◆ **YOUR TASK**:
Omit all pictures, then retype exactly the lines from the one that contains "OCR this image." through the end of the listing.
# start of DATA SUPPLIED
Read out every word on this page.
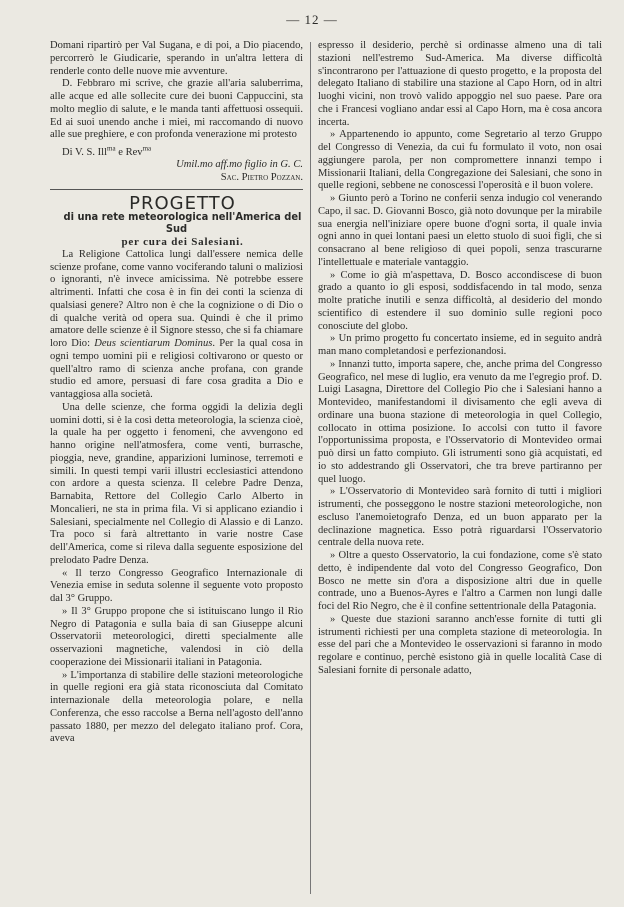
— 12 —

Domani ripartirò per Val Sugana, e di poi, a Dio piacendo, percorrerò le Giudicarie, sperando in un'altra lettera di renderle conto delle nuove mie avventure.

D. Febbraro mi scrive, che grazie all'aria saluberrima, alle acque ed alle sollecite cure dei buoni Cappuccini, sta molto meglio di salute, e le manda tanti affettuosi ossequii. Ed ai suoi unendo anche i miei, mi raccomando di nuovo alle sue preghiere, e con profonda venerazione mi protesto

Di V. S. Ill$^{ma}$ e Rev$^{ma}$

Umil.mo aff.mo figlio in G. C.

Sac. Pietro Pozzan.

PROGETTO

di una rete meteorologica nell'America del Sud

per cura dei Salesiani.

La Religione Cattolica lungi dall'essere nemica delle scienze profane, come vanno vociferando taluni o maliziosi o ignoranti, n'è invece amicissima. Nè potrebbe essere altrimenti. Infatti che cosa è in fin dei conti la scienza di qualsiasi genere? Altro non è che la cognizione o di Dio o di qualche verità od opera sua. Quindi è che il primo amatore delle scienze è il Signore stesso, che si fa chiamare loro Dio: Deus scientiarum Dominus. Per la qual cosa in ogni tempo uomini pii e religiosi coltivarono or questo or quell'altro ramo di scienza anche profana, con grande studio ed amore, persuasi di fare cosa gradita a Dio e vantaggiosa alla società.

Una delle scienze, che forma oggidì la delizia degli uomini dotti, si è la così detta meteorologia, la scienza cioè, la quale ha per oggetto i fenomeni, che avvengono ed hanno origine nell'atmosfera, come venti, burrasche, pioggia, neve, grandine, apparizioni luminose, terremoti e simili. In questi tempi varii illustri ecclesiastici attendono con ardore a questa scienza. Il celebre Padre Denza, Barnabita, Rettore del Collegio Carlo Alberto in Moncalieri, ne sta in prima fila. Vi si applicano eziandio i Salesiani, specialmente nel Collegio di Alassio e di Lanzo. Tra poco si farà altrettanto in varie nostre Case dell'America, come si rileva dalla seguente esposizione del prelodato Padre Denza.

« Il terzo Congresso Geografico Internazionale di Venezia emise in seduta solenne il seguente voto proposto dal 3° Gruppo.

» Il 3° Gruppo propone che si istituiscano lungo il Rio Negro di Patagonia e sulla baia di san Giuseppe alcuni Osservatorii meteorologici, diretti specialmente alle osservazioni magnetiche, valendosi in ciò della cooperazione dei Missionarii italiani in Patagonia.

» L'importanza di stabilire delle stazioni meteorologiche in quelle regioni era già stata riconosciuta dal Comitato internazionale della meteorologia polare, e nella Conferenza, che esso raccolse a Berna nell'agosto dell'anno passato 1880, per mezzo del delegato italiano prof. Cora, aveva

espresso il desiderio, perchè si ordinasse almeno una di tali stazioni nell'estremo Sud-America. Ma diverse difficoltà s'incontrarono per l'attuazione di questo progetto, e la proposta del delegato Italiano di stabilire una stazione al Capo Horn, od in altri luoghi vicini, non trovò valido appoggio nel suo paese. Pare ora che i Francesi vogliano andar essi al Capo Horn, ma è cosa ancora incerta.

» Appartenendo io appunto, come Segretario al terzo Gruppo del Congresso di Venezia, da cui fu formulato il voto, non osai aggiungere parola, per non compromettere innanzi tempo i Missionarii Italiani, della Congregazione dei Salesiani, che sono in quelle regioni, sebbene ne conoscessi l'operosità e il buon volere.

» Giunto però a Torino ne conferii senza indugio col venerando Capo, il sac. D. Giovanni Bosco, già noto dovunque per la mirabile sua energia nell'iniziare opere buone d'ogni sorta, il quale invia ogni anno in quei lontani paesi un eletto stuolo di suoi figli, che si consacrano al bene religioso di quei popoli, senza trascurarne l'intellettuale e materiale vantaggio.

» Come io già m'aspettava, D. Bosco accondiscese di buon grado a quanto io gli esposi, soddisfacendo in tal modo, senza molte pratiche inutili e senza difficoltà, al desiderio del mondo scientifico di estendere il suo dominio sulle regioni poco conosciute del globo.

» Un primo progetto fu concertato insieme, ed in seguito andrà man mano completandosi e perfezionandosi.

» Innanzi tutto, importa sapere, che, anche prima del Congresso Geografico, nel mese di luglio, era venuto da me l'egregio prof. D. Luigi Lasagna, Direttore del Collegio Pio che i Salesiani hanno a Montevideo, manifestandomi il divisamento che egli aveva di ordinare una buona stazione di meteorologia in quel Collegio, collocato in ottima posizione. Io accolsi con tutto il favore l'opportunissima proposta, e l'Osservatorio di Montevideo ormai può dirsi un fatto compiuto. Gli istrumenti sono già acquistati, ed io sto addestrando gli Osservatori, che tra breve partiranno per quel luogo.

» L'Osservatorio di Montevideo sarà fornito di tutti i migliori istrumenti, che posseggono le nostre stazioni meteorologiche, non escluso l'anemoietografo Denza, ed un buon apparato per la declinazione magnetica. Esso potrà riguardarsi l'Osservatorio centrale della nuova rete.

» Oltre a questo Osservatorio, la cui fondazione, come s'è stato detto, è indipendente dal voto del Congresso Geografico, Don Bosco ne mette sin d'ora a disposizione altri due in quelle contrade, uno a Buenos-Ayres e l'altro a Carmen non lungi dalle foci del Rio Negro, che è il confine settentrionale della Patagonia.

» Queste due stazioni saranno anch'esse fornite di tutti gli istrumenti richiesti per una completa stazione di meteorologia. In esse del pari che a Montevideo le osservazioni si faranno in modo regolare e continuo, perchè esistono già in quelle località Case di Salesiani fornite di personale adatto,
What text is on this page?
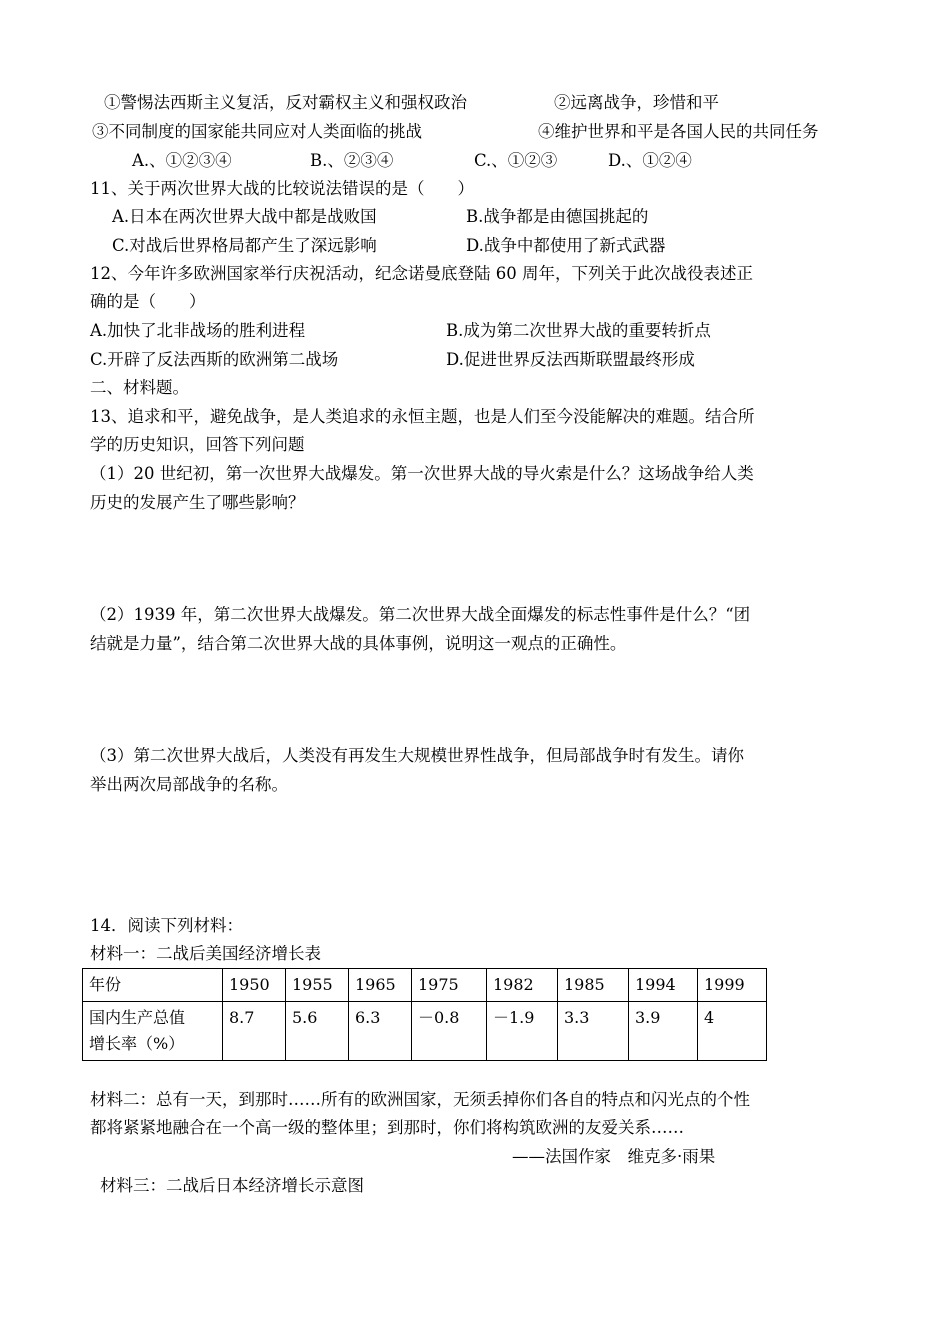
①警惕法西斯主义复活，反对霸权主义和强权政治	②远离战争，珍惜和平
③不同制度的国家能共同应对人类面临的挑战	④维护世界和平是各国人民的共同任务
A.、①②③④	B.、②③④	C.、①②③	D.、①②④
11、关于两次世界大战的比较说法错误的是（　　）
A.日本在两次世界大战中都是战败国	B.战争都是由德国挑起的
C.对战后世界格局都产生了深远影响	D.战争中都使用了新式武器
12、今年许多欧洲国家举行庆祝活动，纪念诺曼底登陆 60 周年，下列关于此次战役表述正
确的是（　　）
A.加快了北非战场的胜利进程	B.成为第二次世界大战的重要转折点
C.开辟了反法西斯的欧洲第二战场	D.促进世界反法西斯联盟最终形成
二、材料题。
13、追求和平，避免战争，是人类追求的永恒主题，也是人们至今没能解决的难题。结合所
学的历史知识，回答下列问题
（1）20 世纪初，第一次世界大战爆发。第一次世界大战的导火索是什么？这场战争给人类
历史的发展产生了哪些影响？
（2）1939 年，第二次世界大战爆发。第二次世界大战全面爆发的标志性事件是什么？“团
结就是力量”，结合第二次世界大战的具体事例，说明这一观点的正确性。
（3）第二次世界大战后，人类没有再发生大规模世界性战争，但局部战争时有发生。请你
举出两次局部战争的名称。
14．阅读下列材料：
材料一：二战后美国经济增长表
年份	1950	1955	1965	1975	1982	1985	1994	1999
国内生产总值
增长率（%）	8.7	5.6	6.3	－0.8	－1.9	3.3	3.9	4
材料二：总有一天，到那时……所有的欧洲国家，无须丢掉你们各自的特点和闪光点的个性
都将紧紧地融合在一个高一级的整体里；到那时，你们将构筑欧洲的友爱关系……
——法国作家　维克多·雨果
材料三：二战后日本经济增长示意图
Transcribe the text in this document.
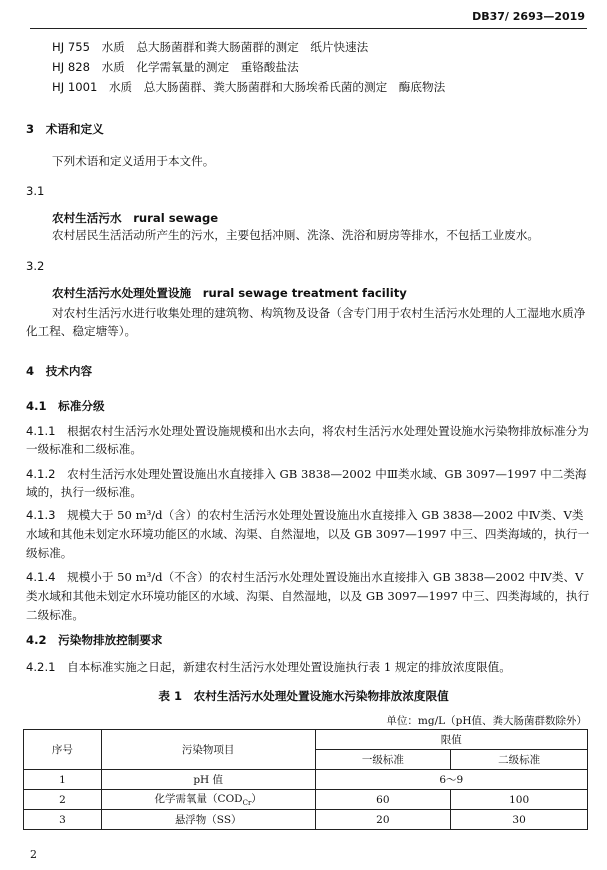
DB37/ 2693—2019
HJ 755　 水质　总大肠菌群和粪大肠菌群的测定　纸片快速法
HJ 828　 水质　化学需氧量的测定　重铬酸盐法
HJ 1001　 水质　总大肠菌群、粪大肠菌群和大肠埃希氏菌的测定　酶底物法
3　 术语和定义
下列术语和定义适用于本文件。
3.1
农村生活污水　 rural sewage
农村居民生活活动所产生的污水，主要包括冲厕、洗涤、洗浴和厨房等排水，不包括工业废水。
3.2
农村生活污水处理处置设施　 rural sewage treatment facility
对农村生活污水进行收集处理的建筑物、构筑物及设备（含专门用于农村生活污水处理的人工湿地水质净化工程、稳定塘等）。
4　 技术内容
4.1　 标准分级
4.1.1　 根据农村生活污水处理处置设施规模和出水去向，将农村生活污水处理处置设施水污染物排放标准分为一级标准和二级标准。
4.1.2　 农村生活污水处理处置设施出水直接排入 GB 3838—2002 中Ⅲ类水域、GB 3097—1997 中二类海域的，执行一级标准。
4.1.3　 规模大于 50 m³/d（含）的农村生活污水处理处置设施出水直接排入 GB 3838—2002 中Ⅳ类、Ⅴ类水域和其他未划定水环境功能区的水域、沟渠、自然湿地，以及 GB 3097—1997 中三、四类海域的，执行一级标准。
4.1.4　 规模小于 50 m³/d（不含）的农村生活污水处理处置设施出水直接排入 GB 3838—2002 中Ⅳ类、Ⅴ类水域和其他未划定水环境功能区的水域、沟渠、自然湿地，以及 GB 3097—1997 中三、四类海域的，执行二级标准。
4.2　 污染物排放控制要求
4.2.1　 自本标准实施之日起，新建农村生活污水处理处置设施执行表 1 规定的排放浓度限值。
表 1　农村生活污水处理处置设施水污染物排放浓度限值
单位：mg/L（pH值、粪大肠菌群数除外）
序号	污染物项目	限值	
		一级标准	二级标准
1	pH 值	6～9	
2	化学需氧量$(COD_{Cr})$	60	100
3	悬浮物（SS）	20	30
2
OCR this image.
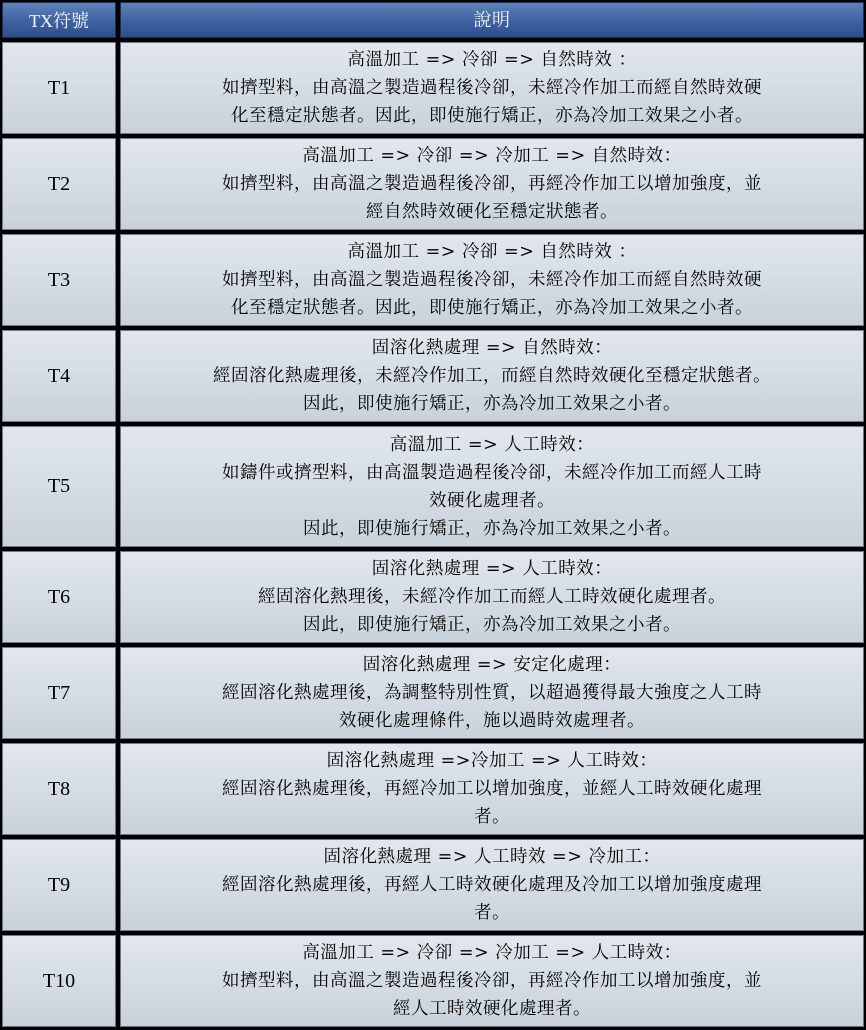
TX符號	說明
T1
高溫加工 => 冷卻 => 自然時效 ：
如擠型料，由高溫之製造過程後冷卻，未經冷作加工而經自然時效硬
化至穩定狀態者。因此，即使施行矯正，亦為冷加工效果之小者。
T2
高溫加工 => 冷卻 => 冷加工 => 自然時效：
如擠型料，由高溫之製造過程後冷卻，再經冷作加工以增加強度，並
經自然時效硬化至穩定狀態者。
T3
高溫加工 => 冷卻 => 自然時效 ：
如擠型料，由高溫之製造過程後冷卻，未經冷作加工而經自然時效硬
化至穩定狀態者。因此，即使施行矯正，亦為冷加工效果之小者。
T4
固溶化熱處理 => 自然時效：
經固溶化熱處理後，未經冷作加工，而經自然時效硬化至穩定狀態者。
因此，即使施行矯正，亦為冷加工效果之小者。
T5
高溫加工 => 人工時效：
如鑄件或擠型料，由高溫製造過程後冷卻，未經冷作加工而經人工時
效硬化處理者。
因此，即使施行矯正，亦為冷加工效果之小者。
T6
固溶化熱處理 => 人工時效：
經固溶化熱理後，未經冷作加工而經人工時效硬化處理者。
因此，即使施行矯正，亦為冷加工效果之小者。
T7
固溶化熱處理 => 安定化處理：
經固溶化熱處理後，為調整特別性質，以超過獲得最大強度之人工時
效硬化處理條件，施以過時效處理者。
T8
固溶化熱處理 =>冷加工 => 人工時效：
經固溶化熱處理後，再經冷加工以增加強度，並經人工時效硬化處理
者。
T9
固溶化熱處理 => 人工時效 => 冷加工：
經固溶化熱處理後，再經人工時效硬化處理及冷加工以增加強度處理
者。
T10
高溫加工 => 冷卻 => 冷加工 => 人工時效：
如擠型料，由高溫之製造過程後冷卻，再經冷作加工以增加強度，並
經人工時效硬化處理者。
# end of DATA SUPPLIED
◆ **CORRECT ANSWER**:
OCR this image.
TX符號	說明
T1
高溫加工 => 冷卻 => 自然時效 ：
如擠型料，由高溫之製造過程後冷卻，未經冷作加工而經自然時效硬
化至穩定狀態者。因此，即使施行矯正，亦為冷加工效果之小者。
T2
高溫加工 => 冷卻 => 冷加工 => 自然時效：
如擠型料，由高溫之製造過程後冷卻，再經冷作加工以增加強度，並
經自然時效硬化至穩定狀態者。
T3
高溫加工 => 冷卻 => 自然時效 ：
如擠型料，由高溫之製造過程後冷卻，未經冷作加工而經自然時效硬
化至穩定狀態者。因此，即使施行矯正，亦為冷加工效果之小者。
T4
固溶化熱處理 => 自然時效：
經固溶化熱處理後，未經冷作加工，而經自然時效硬化至穩定狀態者。
因此，即使施行矯正，亦為冷加工效果之小者。
T5
高溫加工 => 人工時效：
如鑄件或擠型料，由高溫製造過程後冷卻，未經冷作加工而經人工時
效硬化處理者。
因此，即使施行矯正，亦為冷加工效果之小者。
T6
固溶化熱處理 => 人工時效：
經固溶化熱理後，未經冷作加工而經人工時效硬化處理者。
因此，即使施行矯正，亦為冷加工效果之小者。
T7
固溶化熱處理 => 安定化處理：
經固溶化熱處理後，為調整特別性質，以超過獲得最大強度之人工時
效硬化處理條件，施以過時效處理者。
T8
固溶化熱處理 =>冷加工 => 人工時效：
經固溶化熱處理後，再經冷加工以增加強度，並經人工時效硬化處理
者。
T9
固溶化熱處理 => 人工時效 => 冷加工：
經固溶化熱處理後，再經人工時效硬化處理及冷加工以增加強度處理
者。
T10
高溫加工 => 冷卻 => 冷加工 => 人工時效：
如擠型料，由高溫之製造過程後冷卻，再經冷作加工以增加強度，並
經人工時效硬化處理者。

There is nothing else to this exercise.